Search the material below for the string "ALERTAS" and list each line that holds it.
↓
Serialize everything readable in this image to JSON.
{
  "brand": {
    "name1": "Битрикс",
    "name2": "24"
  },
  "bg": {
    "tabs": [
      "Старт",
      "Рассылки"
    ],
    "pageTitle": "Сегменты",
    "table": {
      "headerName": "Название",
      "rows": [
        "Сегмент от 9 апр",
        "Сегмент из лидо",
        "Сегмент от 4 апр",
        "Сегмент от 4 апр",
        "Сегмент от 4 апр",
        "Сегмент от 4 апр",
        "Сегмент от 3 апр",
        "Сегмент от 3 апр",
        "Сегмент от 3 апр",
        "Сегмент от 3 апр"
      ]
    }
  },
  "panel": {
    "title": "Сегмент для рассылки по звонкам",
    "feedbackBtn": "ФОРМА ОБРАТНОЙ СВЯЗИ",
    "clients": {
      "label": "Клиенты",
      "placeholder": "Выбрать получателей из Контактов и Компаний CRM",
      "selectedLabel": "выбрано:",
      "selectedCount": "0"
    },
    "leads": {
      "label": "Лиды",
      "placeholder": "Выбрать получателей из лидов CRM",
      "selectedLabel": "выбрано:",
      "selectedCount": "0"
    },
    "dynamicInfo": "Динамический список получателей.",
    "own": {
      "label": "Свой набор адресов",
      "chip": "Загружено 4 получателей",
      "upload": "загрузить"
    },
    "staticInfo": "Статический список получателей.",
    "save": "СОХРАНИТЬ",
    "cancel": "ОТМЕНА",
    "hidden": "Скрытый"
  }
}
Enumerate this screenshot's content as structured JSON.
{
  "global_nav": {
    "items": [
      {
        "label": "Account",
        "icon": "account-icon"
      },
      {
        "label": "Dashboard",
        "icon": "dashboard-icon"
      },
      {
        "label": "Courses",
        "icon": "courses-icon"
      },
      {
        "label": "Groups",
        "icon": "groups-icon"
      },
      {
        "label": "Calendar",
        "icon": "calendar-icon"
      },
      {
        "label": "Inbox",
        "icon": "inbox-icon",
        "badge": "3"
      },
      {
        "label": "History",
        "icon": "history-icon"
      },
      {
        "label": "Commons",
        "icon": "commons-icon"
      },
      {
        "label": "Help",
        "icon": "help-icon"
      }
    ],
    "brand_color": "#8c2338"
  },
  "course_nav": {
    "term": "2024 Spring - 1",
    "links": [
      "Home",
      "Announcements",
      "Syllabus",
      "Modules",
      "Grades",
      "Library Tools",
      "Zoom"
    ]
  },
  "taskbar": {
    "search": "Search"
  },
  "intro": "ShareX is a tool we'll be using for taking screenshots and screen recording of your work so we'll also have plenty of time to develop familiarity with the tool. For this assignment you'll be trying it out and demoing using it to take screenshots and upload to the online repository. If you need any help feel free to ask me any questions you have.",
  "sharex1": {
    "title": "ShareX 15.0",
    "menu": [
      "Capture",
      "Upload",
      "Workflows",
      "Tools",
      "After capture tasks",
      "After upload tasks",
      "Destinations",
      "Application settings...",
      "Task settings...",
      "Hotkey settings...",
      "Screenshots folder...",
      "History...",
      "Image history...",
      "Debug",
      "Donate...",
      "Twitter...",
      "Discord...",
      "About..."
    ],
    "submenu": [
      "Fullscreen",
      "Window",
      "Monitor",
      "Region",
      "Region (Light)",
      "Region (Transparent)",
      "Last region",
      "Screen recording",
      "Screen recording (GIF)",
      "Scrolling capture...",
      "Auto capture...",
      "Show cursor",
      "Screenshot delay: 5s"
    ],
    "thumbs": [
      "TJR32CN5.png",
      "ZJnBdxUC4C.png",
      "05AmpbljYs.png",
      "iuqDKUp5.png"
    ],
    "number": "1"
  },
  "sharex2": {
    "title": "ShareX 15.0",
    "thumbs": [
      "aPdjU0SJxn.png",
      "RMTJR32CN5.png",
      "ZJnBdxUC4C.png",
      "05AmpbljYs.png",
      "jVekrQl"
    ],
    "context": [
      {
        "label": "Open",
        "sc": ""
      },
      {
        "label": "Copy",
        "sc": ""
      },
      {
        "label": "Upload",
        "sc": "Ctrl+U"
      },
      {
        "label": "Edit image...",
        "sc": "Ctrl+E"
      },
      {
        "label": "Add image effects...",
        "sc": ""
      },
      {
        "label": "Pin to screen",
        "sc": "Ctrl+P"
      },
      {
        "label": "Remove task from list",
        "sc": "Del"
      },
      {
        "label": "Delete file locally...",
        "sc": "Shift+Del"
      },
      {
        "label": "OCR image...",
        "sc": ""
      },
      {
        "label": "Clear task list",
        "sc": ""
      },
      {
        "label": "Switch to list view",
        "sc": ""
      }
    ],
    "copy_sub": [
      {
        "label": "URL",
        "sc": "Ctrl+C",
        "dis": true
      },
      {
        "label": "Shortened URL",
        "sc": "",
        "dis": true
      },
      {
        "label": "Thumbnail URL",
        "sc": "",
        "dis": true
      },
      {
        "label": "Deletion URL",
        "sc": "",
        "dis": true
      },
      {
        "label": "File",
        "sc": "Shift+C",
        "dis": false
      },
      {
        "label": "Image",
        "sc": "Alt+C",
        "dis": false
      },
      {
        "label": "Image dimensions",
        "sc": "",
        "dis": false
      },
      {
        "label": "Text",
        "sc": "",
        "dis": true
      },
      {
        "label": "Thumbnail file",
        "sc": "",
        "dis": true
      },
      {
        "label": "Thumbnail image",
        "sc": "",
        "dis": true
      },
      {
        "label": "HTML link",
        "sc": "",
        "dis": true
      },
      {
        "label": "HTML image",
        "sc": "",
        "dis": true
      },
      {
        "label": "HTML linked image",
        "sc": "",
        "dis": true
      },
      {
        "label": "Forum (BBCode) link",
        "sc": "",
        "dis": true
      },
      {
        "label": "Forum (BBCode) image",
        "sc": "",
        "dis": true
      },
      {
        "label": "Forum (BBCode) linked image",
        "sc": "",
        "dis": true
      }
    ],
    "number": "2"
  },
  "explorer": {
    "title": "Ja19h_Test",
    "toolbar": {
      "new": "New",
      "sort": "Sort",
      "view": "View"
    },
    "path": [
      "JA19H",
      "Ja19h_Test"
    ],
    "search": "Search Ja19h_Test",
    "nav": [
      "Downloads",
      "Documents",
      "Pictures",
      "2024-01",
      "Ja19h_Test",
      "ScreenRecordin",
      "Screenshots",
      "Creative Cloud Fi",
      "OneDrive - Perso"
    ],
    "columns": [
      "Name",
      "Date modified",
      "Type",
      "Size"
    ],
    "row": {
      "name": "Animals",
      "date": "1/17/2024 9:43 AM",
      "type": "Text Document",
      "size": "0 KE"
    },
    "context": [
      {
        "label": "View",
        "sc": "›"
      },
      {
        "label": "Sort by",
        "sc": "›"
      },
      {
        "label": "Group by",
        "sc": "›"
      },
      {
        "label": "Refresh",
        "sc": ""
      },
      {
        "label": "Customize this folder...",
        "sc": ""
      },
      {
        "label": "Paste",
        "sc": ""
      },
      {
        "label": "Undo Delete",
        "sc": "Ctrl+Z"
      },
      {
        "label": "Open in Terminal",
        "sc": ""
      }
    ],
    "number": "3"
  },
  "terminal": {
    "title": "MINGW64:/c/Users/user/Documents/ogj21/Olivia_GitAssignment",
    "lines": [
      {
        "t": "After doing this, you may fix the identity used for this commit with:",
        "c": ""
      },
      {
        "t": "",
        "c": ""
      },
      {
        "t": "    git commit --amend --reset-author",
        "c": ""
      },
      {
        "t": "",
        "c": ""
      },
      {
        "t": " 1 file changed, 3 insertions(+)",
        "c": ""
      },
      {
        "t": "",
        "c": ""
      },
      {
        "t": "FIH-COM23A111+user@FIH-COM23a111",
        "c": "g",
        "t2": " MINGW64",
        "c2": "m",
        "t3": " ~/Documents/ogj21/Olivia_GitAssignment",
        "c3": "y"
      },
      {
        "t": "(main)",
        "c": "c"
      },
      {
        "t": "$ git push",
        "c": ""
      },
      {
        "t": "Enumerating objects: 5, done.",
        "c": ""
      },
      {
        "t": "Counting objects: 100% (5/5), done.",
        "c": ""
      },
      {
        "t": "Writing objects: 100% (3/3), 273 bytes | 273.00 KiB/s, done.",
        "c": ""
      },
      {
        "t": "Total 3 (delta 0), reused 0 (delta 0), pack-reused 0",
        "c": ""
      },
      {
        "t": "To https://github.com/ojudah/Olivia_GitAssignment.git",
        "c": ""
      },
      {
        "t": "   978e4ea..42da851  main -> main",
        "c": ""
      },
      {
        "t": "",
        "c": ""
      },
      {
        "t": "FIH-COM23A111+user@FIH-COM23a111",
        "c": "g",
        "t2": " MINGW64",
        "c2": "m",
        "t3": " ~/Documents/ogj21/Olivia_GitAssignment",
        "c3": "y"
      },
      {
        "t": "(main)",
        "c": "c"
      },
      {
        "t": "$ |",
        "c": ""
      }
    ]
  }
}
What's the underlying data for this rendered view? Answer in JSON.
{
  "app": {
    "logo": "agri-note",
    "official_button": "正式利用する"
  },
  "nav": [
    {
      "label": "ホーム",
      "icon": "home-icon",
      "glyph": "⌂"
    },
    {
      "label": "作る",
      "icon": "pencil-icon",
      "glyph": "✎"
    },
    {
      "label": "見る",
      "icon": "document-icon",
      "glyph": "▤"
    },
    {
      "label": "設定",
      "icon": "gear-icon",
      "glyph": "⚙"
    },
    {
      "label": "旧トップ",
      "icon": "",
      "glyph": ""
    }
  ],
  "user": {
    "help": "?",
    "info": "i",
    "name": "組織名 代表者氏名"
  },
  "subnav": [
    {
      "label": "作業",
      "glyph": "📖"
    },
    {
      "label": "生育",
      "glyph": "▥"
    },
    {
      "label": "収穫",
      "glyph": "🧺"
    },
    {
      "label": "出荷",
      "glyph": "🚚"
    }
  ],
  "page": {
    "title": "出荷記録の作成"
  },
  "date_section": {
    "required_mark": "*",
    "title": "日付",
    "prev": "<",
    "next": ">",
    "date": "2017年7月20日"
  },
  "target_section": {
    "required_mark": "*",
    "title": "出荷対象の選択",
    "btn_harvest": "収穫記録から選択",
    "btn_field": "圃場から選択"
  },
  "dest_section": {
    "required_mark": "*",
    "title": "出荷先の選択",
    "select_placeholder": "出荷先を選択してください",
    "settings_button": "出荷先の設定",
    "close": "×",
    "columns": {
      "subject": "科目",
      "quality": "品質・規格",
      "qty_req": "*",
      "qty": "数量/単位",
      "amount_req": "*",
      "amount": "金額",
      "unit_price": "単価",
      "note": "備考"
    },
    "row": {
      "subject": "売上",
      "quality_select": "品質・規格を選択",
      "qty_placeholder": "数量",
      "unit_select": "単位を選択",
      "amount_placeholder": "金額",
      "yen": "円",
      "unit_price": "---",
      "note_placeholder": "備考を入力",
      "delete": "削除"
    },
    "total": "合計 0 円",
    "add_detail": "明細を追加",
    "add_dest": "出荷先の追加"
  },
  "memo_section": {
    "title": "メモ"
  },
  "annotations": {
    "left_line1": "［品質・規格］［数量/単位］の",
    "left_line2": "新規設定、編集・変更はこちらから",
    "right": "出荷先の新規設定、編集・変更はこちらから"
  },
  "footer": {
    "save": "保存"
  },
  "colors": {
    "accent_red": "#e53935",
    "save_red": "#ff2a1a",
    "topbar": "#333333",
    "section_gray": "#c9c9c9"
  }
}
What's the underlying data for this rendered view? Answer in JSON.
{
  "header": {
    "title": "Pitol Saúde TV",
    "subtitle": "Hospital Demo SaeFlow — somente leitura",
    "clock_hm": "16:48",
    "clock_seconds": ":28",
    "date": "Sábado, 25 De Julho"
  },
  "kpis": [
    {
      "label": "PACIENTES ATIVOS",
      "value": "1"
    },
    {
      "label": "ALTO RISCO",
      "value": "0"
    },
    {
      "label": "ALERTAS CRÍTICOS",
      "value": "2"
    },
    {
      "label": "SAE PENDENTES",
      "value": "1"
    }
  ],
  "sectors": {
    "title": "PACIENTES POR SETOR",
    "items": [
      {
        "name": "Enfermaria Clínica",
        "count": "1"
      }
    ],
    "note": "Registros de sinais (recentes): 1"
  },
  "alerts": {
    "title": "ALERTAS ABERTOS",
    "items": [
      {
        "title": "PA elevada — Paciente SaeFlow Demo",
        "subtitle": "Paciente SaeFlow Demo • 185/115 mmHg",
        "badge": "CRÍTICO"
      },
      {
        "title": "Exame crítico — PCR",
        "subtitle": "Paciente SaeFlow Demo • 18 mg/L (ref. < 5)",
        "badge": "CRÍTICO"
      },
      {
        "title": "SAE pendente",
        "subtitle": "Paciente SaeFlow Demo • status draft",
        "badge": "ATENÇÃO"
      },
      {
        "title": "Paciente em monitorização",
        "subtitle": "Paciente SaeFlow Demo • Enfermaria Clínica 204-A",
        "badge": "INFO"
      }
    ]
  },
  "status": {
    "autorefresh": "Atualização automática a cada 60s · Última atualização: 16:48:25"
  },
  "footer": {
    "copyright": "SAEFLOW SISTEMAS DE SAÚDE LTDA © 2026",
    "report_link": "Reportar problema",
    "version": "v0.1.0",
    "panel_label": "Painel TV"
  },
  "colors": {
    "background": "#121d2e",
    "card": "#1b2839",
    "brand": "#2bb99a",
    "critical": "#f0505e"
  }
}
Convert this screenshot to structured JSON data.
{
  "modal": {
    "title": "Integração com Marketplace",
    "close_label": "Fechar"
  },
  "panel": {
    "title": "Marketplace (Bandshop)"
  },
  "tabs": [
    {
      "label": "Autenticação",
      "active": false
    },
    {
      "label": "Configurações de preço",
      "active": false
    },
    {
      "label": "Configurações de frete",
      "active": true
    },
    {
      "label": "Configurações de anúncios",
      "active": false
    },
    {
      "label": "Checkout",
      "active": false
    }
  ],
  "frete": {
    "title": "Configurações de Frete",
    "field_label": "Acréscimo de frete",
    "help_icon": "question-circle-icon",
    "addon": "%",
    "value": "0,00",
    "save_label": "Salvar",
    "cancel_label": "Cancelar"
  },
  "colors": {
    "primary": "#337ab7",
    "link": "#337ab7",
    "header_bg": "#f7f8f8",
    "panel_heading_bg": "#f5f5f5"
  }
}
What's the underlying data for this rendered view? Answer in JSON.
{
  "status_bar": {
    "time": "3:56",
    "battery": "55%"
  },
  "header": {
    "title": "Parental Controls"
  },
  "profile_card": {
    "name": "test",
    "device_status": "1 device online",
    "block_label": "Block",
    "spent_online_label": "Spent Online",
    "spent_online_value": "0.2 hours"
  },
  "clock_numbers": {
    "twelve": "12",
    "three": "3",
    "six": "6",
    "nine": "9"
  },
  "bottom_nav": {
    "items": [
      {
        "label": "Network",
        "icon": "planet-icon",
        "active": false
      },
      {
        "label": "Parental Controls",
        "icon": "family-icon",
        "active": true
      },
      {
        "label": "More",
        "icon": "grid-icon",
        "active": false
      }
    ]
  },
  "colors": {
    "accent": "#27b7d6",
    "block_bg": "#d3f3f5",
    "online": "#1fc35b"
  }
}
↑
EXERCISE OUTPUT ::
      "label": "ALERTAS CRÍTICOS",
    "title": "ALERTAS ABERTOS",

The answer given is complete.